■ WHAT TO WORK ON ■
Please rewrite the records below, changing each "footnote-text" to "note-text" and keeping every other character the same.

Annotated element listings
________________________
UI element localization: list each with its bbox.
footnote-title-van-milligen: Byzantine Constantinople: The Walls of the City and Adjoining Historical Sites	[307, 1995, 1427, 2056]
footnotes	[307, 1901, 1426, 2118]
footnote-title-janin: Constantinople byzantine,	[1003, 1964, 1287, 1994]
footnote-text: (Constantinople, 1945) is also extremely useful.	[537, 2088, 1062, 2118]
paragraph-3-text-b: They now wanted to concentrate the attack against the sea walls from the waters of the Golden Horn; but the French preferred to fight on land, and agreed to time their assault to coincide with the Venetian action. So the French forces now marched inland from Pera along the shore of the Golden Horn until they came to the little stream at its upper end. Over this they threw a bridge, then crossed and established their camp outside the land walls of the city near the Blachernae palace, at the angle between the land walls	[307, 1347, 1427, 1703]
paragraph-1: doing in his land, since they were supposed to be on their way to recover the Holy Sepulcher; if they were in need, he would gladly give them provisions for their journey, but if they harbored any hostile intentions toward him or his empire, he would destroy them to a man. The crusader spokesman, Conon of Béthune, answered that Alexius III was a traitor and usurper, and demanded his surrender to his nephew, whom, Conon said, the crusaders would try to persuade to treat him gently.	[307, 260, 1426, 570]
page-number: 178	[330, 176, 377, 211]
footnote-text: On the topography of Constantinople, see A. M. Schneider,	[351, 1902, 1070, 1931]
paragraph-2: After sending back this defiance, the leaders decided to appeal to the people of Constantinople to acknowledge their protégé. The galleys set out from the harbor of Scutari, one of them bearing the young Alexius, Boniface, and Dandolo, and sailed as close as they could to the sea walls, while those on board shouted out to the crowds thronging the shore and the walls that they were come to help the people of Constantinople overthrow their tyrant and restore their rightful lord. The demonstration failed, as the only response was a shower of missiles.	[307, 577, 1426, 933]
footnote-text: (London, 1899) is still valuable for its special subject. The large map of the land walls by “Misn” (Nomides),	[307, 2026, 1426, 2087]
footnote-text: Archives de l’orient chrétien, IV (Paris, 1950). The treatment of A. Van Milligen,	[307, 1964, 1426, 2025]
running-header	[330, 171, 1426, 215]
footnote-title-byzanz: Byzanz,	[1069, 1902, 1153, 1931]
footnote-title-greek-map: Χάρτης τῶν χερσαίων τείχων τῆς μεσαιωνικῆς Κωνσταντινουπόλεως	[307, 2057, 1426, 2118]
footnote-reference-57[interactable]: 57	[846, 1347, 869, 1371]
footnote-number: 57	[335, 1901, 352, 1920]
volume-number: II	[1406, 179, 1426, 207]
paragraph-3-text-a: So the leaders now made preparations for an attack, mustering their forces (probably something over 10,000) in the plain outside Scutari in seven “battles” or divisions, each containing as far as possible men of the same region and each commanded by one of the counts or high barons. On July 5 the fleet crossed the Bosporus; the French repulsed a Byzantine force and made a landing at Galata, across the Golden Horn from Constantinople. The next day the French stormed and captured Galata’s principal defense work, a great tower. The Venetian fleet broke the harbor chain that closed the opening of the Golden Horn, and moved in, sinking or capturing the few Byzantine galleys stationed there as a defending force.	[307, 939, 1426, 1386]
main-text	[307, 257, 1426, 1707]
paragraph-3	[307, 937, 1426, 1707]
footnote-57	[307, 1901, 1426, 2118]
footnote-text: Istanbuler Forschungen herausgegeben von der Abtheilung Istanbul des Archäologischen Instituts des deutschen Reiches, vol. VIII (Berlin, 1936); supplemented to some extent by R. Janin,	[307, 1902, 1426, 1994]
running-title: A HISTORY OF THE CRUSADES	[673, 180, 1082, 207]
________________________
■ IN RESPONSE ■
UI element localization: list each with its bbox.
footnote-title-van-milligen: Byzantine Constantinople: The Walls of the City and Adjoining Historical Sites	[307, 1995, 1427, 2056]
footnotes	[307, 1901, 1426, 2118]
footnote-title-janin: Constantinople byzantine,	[1003, 1964, 1287, 1994]
note-text: (Constantinople, 1945) is also extremely useful.	[537, 2088, 1062, 2118]
paragraph-3-text-b: They now wanted to concentrate the attack against the sea walls from the waters of the Golden Horn; but the French preferred to fight on land, and agreed to time their assault to coincide with the Venetian action. So the French forces now marched inland from Pera along the shore of the Golden Horn until they came to the little stream at its upper end. Over this they threw a bridge, then crossed and established their camp outside the land walls of the city near the Blachernae palace, at the angle between the land walls	[307, 1347, 1427, 1703]
paragraph-1: doing in his land, since they were supposed to be on their way to recover the Holy Sepulcher; if they were in need, he would gladly give them provisions for their journey, but if they harbored any hostile intentions toward him or his empire, he would destroy them to a man. The crusader spokesman, Conon of Béthune, answered that Alexius III was a traitor and usurper, and demanded his surrender to his nephew, whom, Conon said, the crusaders would try to persuade to treat him gently.	[307, 260, 1426, 570]
page-number: 178	[330, 176, 377, 211]
note-text: On the topography of Constantinople, see A. M. Schneider,	[351, 1902, 1070, 1931]
paragraph-2: After sending back this defiance, the leaders decided to appeal to the people of Constantinople to acknowledge their protégé. The galleys set out from the harbor of Scutari, one of them bearing the young Alexius, Boniface, and Dandolo, and sailed as close as they could to the sea walls, while those on board shouted out to the crowds thronging the shore and the walls that they were come to help the people of Constantinople overthrow their tyrant and restore their rightful lord. The demonstration failed, as the only response was a shower of missiles.	[307, 577, 1426, 933]
note-text: (London, 1899) is still valuable for its special subject. The large map of the land walls by “Misn” (Nomides),	[307, 2026, 1426, 2087]
note-text: Archives de l’orient chrétien, IV (Paris, 1950). The treatment of A. Van Milligen,	[307, 1964, 1426, 2025]
running-header	[330, 171, 1426, 215]
footnote-title-byzanz: Byzanz,	[1069, 1902, 1153, 1931]
footnote-title-greek-map: Χάρτης τῶν χερσαίων τείχων τῆς μεσαιωνικῆς Κωνσταντινουπόλεως	[307, 2057, 1426, 2118]
footnote-reference-57[interactable]: 57	[846, 1347, 869, 1371]
footnote-number: 57	[335, 1901, 352, 1920]
volume-number: II	[1406, 179, 1426, 207]
paragraph-3-text-a: So the leaders now made preparations for an attack, mustering their forces (probably something over 10,000) in the plain outside Scutari in seven “battles” or divisions, each containing as far as possible men of the same region and each commanded by one of the counts or high barons. On July 5 the fleet crossed the Bosporus; the French repulsed a Byzantine force and made a landing at Galata, across the Golden Horn from Constantinople. The next day the French stormed and captured Galata’s principal defense work, a great tower. The Venetian fleet broke the harbor chain that closed the opening of the Golden Horn, and moved in, sinking or capturing the few Byzantine galleys stationed there as a defending force.	[307, 939, 1426, 1386]
main-text	[307, 257, 1426, 1707]
paragraph-3	[307, 937, 1426, 1707]
footnote-57	[307, 1901, 1426, 2118]
note-text: Istanbuler Forschungen herausgegeben von der Abtheilung Istanbul des Archäologischen Instituts des deutschen Reiches, vol. VIII (Berlin, 1936); supplemented to some extent by R. Janin,	[307, 1902, 1426, 1994]
running-title: A HISTORY OF THE CRUSADES	[673, 180, 1082, 207]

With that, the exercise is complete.